Print out the material that follows word for word.

--- Start of Given records ---

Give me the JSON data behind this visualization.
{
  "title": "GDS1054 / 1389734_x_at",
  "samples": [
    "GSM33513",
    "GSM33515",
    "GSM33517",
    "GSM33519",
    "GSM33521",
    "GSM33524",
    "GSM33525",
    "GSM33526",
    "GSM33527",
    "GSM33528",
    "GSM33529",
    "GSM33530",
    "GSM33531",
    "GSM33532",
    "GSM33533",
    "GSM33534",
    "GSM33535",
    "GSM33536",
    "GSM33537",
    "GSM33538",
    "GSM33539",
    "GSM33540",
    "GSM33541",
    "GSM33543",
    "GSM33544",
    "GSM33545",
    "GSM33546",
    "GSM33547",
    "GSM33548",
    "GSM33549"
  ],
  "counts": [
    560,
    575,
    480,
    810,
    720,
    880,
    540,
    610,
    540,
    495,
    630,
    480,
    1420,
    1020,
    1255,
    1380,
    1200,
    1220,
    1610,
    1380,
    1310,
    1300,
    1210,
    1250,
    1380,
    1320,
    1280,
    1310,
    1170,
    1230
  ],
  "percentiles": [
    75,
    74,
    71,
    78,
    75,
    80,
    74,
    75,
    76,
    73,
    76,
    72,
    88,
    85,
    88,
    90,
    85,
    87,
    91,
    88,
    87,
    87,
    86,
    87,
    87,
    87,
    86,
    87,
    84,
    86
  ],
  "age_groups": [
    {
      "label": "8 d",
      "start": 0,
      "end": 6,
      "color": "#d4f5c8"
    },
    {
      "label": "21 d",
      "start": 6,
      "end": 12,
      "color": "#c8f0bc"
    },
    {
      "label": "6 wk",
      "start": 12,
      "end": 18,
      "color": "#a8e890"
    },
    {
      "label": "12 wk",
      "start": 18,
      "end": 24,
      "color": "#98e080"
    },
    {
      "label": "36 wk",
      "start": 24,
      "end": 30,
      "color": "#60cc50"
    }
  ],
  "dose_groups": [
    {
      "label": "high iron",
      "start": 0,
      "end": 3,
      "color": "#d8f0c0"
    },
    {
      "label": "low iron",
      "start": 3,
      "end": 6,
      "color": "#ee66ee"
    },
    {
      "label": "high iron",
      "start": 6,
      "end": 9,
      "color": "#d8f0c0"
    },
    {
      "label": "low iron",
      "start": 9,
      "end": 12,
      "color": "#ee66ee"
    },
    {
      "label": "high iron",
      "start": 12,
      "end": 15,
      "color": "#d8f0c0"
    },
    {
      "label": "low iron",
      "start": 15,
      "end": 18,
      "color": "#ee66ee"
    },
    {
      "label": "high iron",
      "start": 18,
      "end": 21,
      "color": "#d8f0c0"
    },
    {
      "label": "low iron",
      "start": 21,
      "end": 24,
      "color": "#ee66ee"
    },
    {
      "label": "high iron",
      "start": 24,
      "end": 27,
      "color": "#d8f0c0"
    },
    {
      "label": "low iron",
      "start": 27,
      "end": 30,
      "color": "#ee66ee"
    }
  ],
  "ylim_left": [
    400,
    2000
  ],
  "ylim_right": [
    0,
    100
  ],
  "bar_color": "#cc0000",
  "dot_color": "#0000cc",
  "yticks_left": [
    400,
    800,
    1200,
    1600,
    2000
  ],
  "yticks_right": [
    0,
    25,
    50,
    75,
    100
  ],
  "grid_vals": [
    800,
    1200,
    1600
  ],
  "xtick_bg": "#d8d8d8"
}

--- End of Given records ---

**Task result**
Give me the JSON data behind this visualization.
{
  "title": "GDS1054 / 1389734_x_at",
  "samples": [
    "GSM33513",
    "GSM33515",
    "GSM33517",
    "GSM33519",
    "GSM33521",
    "GSM33524",
    "GSM33525",
    "GSM33526",
    "GSM33527",
    "GSM33528",
    "GSM33529",
    "GSM33530",
    "GSM33531",
    "GSM33532",
    "GSM33533",
    "GSM33534",
    "GSM33535",
    "GSM33536",
    "GSM33537",
    "GSM33538",
    "GSM33539",
    "GSM33540",
    "GSM33541",
    "GSM33543",
    "GSM33544",
    "GSM33545",
    "GSM33546",
    "GSM33547",
    "GSM33548",
    "GSM33549"
  ],
  "counts": [
    560,
    575,
    480,
    810,
    720,
    880,
    540,
    610,
    540,
    495,
    630,
    480,
    1420,
    1020,
    1255,
    1380,
    1200,
    1220,
    1610,
    1380,
    1310,
    1300,
    1210,
    1250,
    1380,
    1320,
    1280,
    1310,
    1170,
    1230
  ],
  "percentiles": [
    75,
    74,
    71,
    78,
    75,
    80,
    74,
    75,
    76,
    73,
    76,
    72,
    88,
    85,
    88,
    90,
    85,
    87,
    91,
    88,
    87,
    87,
    86,
    87,
    87,
    87,
    86,
    87,
    84,
    86
  ],
  "age_groups": [
    {
      "label": "8 d",
      "start": 0,
      "end": 6,
      "color": "#d4f5c8"
    },
    {
      "label": "21 d",
      "start": 6,
      "end": 12,
      "color": "#c8f0bc"
    },
    {
      "label": "6 wk",
      "start": 12,
      "end": 18,
      "color": "#a8e890"
    },
    {
      "label": "12 wk",
      "start": 18,
      "end": 24,
      "color": "#98e080"
    },
    {
      "label": "36 wk",
      "start": 24,
      "end": 30,
      "color": "#60cc50"
    }
  ],
  "dose_groups": [
    {
      "label": "high iron",
      "start": 0,
      "end": 3,
      "color": "#d8f0c0"
    },
    {
      "label": "low iron",
      "start": 3,
      "end": 6,
      "color": "#ee66ee"
    },
    {
      "label": "high iron",
      "start": 6,
      "end": 9,
      "color": "#d8f0c0"
    },
    {
      "label": "low iron",
      "start": 9,
      "end": 12,
      "color": "#ee66ee"
    },
    {
      "label": "high iron",
      "start": 12,
      "end": 15,
      "color": "#d8f0c0"
    },
    {
      "label": "low iron",
      "start": 15,
      "end": 18,
      "color": "#ee66ee"
    },
    {
      "label": "high iron",
      "start": 18,
      "end": 21,
      "color": "#d8f0c0"
    },
    {
      "label": "low iron",
      "start": 21,
      "end": 24,
      "color": "#ee66ee"
    },
    {
      "label": "high iron",
      "start": 24,
      "end": 27,
      "color": "#d8f0c0"
    },
    {
      "label": "low iron",
      "start": 27,
      "end": 30,
      "color": "#ee66ee"
    }
  ],
  "ylim_left": [
    400,
    2000
  ],
  "ylim_right": [
    0,
    100
  ],
  "bar_color": "#cc0000",
  "dot_color": "#0000cc",
  "yticks_left": [
    400,
    800,
    1200,
    1600,
    2000
  ],
  "yticks_right": [
    0,
    25,
    50,
    75,
    100
  ],
  "grid_vals": [
    800,
    1200,
    1600
  ],
  "xtick_bg": "#d8d8d8"
}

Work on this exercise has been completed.